Extracted entries.
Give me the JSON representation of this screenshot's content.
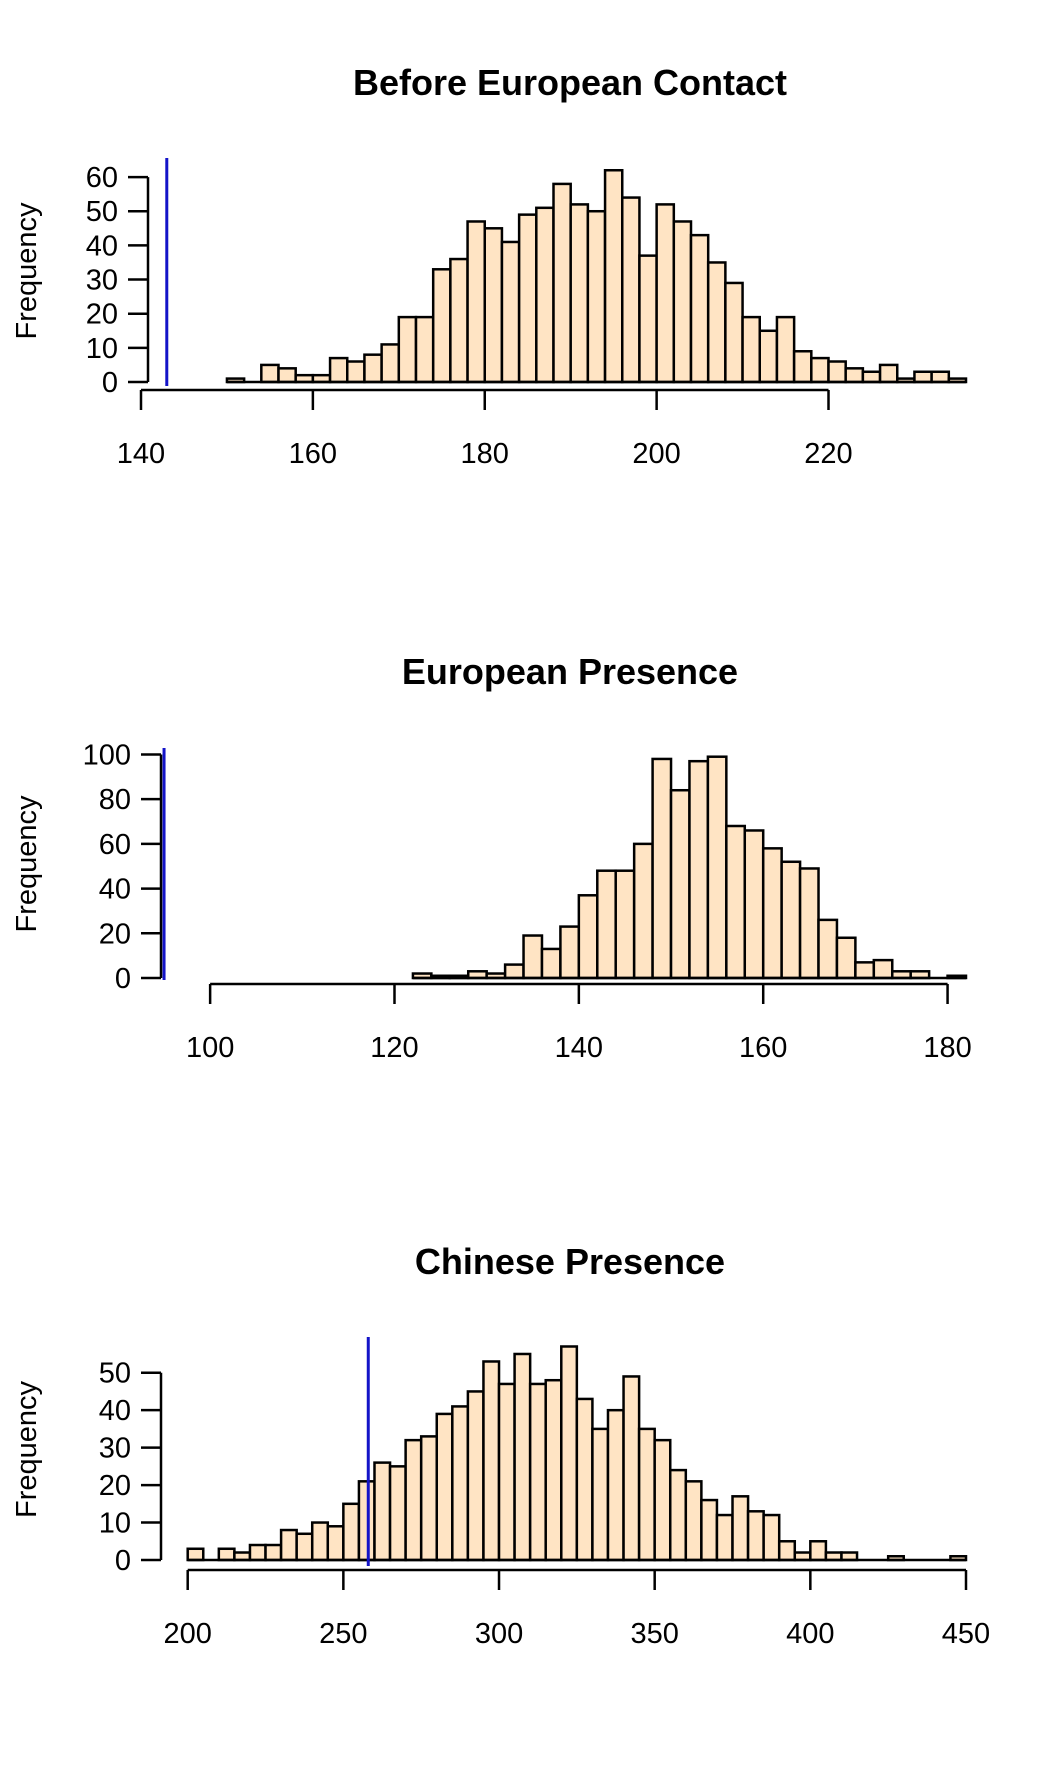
{
  "colors": {
    "bar_fill": "#FFE4C4",
    "bar_stroke": "#000000",
    "reference_line": "#1414C8"
  },
  "chart_data": [
    {
      "type": "bar",
      "title": "Before European Contact",
      "ylabel": "Frequency",
      "xlabel": "",
      "bin_width": 2,
      "bin_start": 150,
      "values": [
        1,
        0,
        5,
        4,
        2,
        2,
        7,
        6,
        8,
        11,
        19,
        19,
        33,
        36,
        47,
        45,
        41,
        49,
        51,
        58,
        52,
        50,
        62,
        54,
        37,
        52,
        47,
        43,
        35,
        29,
        19,
        15,
        19,
        9,
        7,
        6,
        4,
        3,
        5,
        1,
        3,
        3,
        1
      ],
      "reference_line": 143,
      "xlim": [
        140,
        236
      ],
      "ylim": [
        0,
        65
      ],
      "xticks": [
        140,
        160,
        180,
        200,
        220
      ],
      "yticks": [
        0,
        10,
        20,
        30,
        40,
        50,
        60
      ],
      "xaxis_range": [
        140,
        220
      ],
      "yaxis_range": [
        0,
        60
      ]
    },
    {
      "type": "bar",
      "title": "European Presence",
      "ylabel": "Frequency",
      "xlabel": "",
      "bin_width": 2,
      "bin_start": 122,
      "values": [
        2,
        1,
        1,
        3,
        2,
        6,
        19,
        13,
        23,
        37,
        48,
        48,
        60,
        98,
        84,
        97,
        99,
        68,
        66,
        58,
        52,
        49,
        26,
        18,
        7,
        8,
        3,
        3,
        0,
        1
      ],
      "reference_line": 95,
      "xlim": [
        92.5,
        182
      ],
      "ylim": [
        0,
        102
      ],
      "xticks": [
        100,
        120,
        140,
        160,
        180
      ],
      "yticks": [
        0,
        20,
        40,
        60,
        80,
        100
      ],
      "xaxis_range": [
        100,
        180
      ],
      "yaxis_range": [
        0,
        100
      ]
    },
    {
      "type": "bar",
      "title": "Chinese Presence",
      "ylabel": "Frequency",
      "xlabel": "",
      "bin_width": 5,
      "bin_start": 200,
      "values": [
        3,
        0,
        3,
        2,
        4,
        4,
        8,
        7,
        10,
        9,
        15,
        21,
        26,
        25,
        32,
        33,
        39,
        41,
        45,
        53,
        47,
        55,
        47,
        48,
        57,
        43,
        35,
        40,
        49,
        35,
        32,
        24,
        21,
        16,
        12,
        17,
        13,
        12,
        5,
        2,
        5,
        2,
        2,
        0,
        0,
        1,
        0,
        0,
        0,
        1
      ],
      "reference_line": 258,
      "xlim": [
        185,
        450
      ],
      "ylim": [
        0,
        59
      ],
      "xticks": [
        200,
        250,
        300,
        350,
        400,
        450
      ],
      "yticks": [
        0,
        10,
        20,
        30,
        40,
        50
      ],
      "xaxis_range": [
        200,
        450
      ],
      "yaxis_range": [
        0,
        50
      ]
    }
  ]
}
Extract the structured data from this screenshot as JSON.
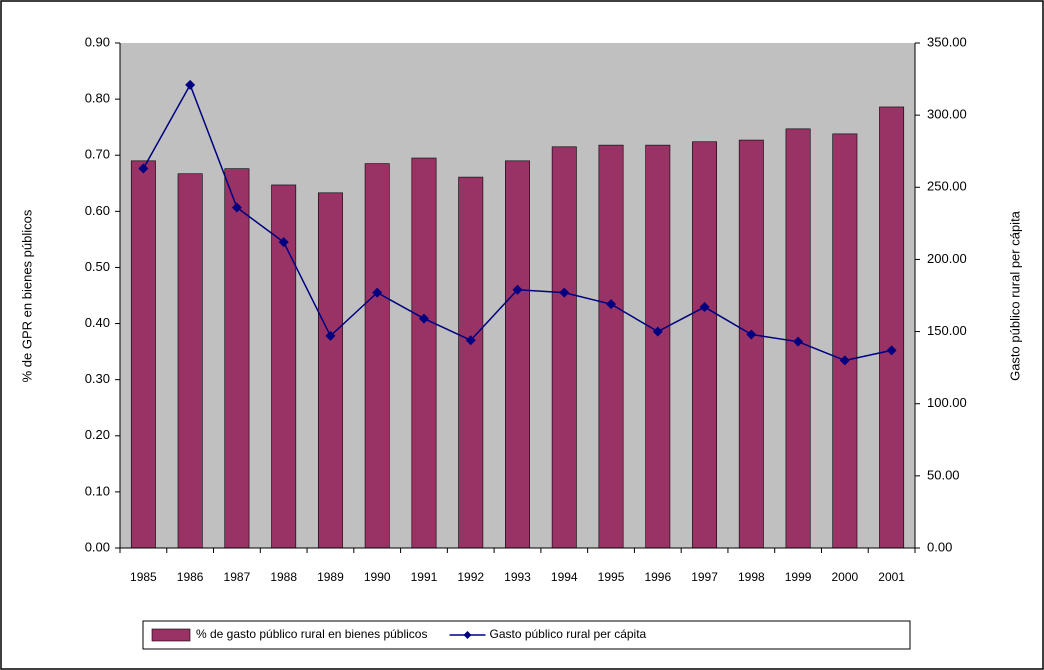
{
  "chart_data": {
    "type": "bar_line",
    "y_label": "% de GPR en bienes públicos",
    "y2_label": "Gasto público rural per cápita",
    "categories": [
      "1985",
      "1986",
      "1987",
      "1988",
      "1989",
      "1990",
      "1991",
      "1992",
      "1993",
      "1994",
      "1995",
      "1996",
      "1997",
      "1998",
      "1999",
      "2000",
      "2001"
    ],
    "series": [
      {
        "name": "% de gasto público rural en bienes públicos",
        "type": "bar",
        "color": "#993366",
        "values": [
          0.69,
          0.667,
          0.676,
          0.647,
          0.633,
          0.685,
          0.695,
          0.661,
          0.69,
          0.715,
          0.718,
          0.718,
          0.724,
          0.727,
          0.747,
          0.738,
          0.786
        ]
      },
      {
        "name": "Gasto público rural per cápita",
        "type": "line",
        "axis": "y2",
        "color": "#000080",
        "values": [
          263,
          321,
          236,
          212,
          147,
          177,
          159,
          144,
          179,
          177,
          169,
          150,
          167,
          148,
          143,
          130,
          137
        ]
      }
    ],
    "ylim": [
      0,
      0.9
    ],
    "yticks": [
      {
        "value": 0,
        "label": "0.00"
      },
      {
        "value": 0.1,
        "label": "0.10"
      },
      {
        "value": 0.2,
        "label": "0.20"
      },
      {
        "value": 0.3,
        "label": "0.30"
      },
      {
        "value": 0.4,
        "label": "0.40"
      },
      {
        "value": 0.5,
        "label": "0.50"
      },
      {
        "value": 0.6,
        "label": "0.60"
      },
      {
        "value": 0.7,
        "label": "0.70"
      },
      {
        "value": 0.8,
        "label": "0.80"
      },
      {
        "value": 0.9,
        "label": "0.90"
      }
    ],
    "y2lim": [
      0,
      350
    ],
    "y2ticks": [
      {
        "value": 0,
        "label": "0.00"
      },
      {
        "value": 50,
        "label": "50.00"
      },
      {
        "value": 100,
        "label": "100.00"
      },
      {
        "value": 150,
        "label": "150.00"
      },
      {
        "value": 200,
        "label": "200.00"
      },
      {
        "value": 250,
        "label": "250.00"
      },
      {
        "value": 300,
        "label": "300.00"
      },
      {
        "value": 350,
        "label": "350.00"
      }
    ],
    "plot_background": "#c0c0c0",
    "legend": "bottom"
  }
}
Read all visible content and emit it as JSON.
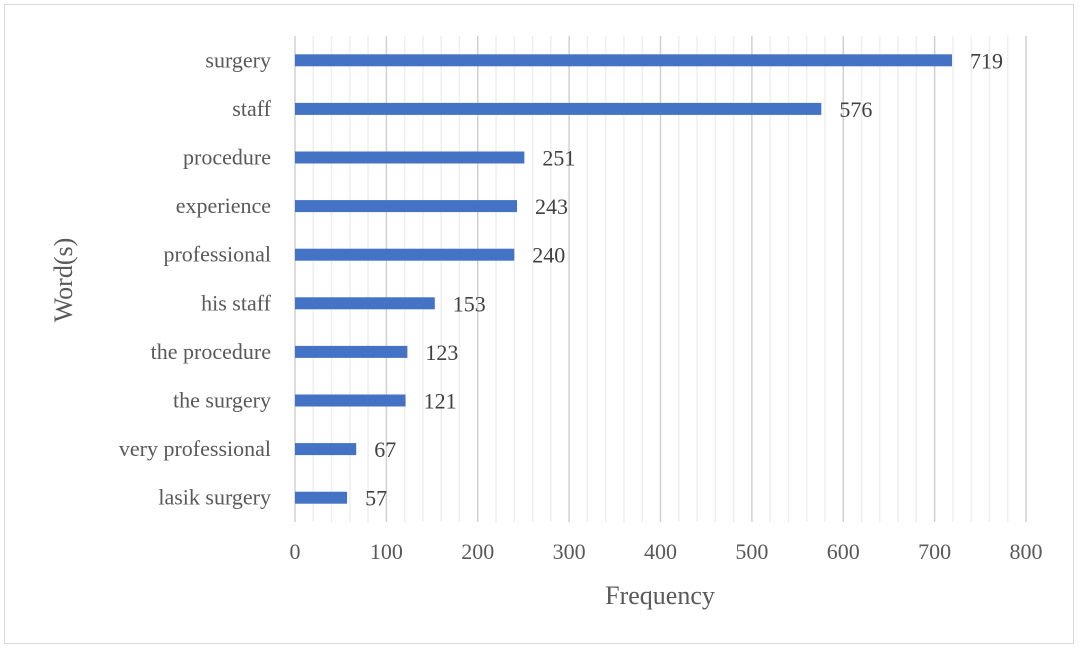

Set task.
Print all of the records shown above exactly, leaving out each picture.

Expected output.
Give me the JSON representation of this screenshot's content.
{
  "colors": {
    "bar_fill": "#FFE4C4",
    "bar_stroke": "#000000",
    "reference_line": "#1414C8"
  },
  "chart_data": [
    {
      "type": "bar",
      "title": "Before European Contact",
      "ylabel": "Frequency",
      "xlabel": "",
      "bin_width": 2,
      "bin_start": 150,
      "values": [
        1,
        0,
        5,
        4,
        2,
        2,
        7,
        6,
        8,
        11,
        19,
        19,
        33,
        36,
        47,
        45,
        41,
        49,
        51,
        58,
        52,
        50,
        62,
        54,
        37,
        52,
        47,
        43,
        35,
        29,
        19,
        15,
        19,
        9,
        7,
        6,
        4,
        3,
        5,
        1,
        3,
        3,
        1
      ],
      "reference_line": 143,
      "xlim": [
        140,
        236
      ],
      "ylim": [
        0,
        65
      ],
      "xticks": [
        140,
        160,
        180,
        200,
        220
      ],
      "yticks": [
        0,
        10,
        20,
        30,
        40,
        50,
        60
      ],
      "xaxis_range": [
        140,
        220
      ],
      "yaxis_range": [
        0,
        60
      ]
    },
    {
      "type": "bar",
      "title": "European Presence",
      "ylabel": "Frequency",
      "xlabel": "",
      "bin_width": 2,
      "bin_start": 122,
      "values": [
        2,
        1,
        1,
        3,
        2,
        6,
        19,
        13,
        23,
        37,
        48,
        48,
        60,
        98,
        84,
        97,
        99,
        68,
        66,
        58,
        52,
        49,
        26,
        18,
        7,
        8,
        3,
        3,
        0,
        1
      ],
      "reference_line": 95,
      "xlim": [
        92.5,
        182
      ],
      "ylim": [
        0,
        102
      ],
      "xticks": [
        100,
        120,
        140,
        160,
        180
      ],
      "yticks": [
        0,
        20,
        40,
        60,
        80,
        100
      ],
      "xaxis_range": [
        100,
        180
      ],
      "yaxis_range": [
        0,
        100
      ]
    },
    {
      "type": "bar",
      "title": "Chinese Presence",
      "ylabel": "Frequency",
      "xlabel": "",
      "bin_width": 5,
      "bin_start": 200,
      "values": [
        3,
        0,
        3,
        2,
        4,
        4,
        8,
        7,
        10,
        9,
        15,
        21,
        26,
        25,
        32,
        33,
        39,
        41,
        45,
        53,
        47,
        55,
        47,
        48,
        57,
        43,
        35,
        40,
        49,
        35,
        32,
        24,
        21,
        16,
        12,
        17,
        13,
        12,
        5,
        2,
        5,
        2,
        2,
        0,
        0,
        1,
        0,
        0,
        0,
        1
      ],
      "reference_line": 258,
      "xlim": [
        185,
        450
      ],
      "ylim": [
        0,
        59
      ],
      "xticks": [
        200,
        250,
        300,
        350,
        400,
        450
      ],
      "yticks": [
        0,
        10,
        20,
        30,
        40,
        50
      ],
      "xaxis_range": [
        200,
        450
      ],
      "yaxis_range": [
        0,
        50
      ]
    }
  ]
}
Extract the structured data from this screenshot as JSON.
{
  "chart_data": {
    "type": "bar_line",
    "y_label": "% de GPR en bienes públicos",
    "y2_label": "Gasto público rural per cápita",
    "categories": [
      "1985",
      "1986",
      "1987",
      "1988",
      "1989",
      "1990",
      "1991",
      "1992",
      "1993",
      "1994",
      "1995",
      "1996",
      "1997",
      "1998",
      "1999",
      "2000",
      "2001"
    ],
    "series": [
      {
        "name": "% de gasto público rural en bienes públicos",
        "type": "bar",
        "color": "#993366",
        "values": [
          0.69,
          0.667,
          0.676,
          0.647,
          0.633,
          0.685,
          0.695,
          0.661,
          0.69,
          0.715,
          0.718,
          0.718,
          0.724,
          0.727,
          0.747,
          0.738,
          0.786
        ]
      },
      {
        "name": "Gasto público rural per cápita",
        "type": "line",
        "axis": "y2",
        "color": "#000080",
        "values": [
          263,
          321,
          236,
          212,
          147,
          177,
          159,
          144,
          179,
          177,
          169,
          150,
          167,
          148,
          143,
          130,
          137
        ]
      }
    ],
    "ylim": [
      0,
      0.9
    ],
    "yticks": [
      {
        "value": 0,
        "label": "0.00"
      },
      {
        "value": 0.1,
        "label": "0.10"
      },
      {
        "value": 0.2,
        "label": "0.20"
      },
      {
        "value": 0.3,
        "label": "0.30"
      },
      {
        "value": 0.4,
        "label": "0.40"
      },
      {
        "value": 0.5,
        "label": "0.50"
      },
      {
        "value": 0.6,
        "label": "0.60"
      },
      {
        "value": 0.7,
        "label": "0.70"
      },
      {
        "value": 0.8,
        "label": "0.80"
      },
      {
        "value": 0.9,
        "label": "0.90"
      }
    ],
    "y2lim": [
      0,
      350
    ],
    "y2ticks": [
      {
        "value": 0,
        "label": "0.00"
      },
      {
        "value": 50,
        "label": "50.00"
      },
      {
        "value": 100,
        "label": "100.00"
      },
      {
        "value": 150,
        "label": "150.00"
      },
      {
        "value": 200,
        "label": "200.00"
      },
      {
        "value": 250,
        "label": "250.00"
      },
      {
        "value": 300,
        "label": "300.00"
      },
      {
        "value": 350,
        "label": "350.00"
      }
    ],
    "plot_background": "#c0c0c0",
    "legend": "bottom"
  }
}
Read all visible content and emit it as JSON.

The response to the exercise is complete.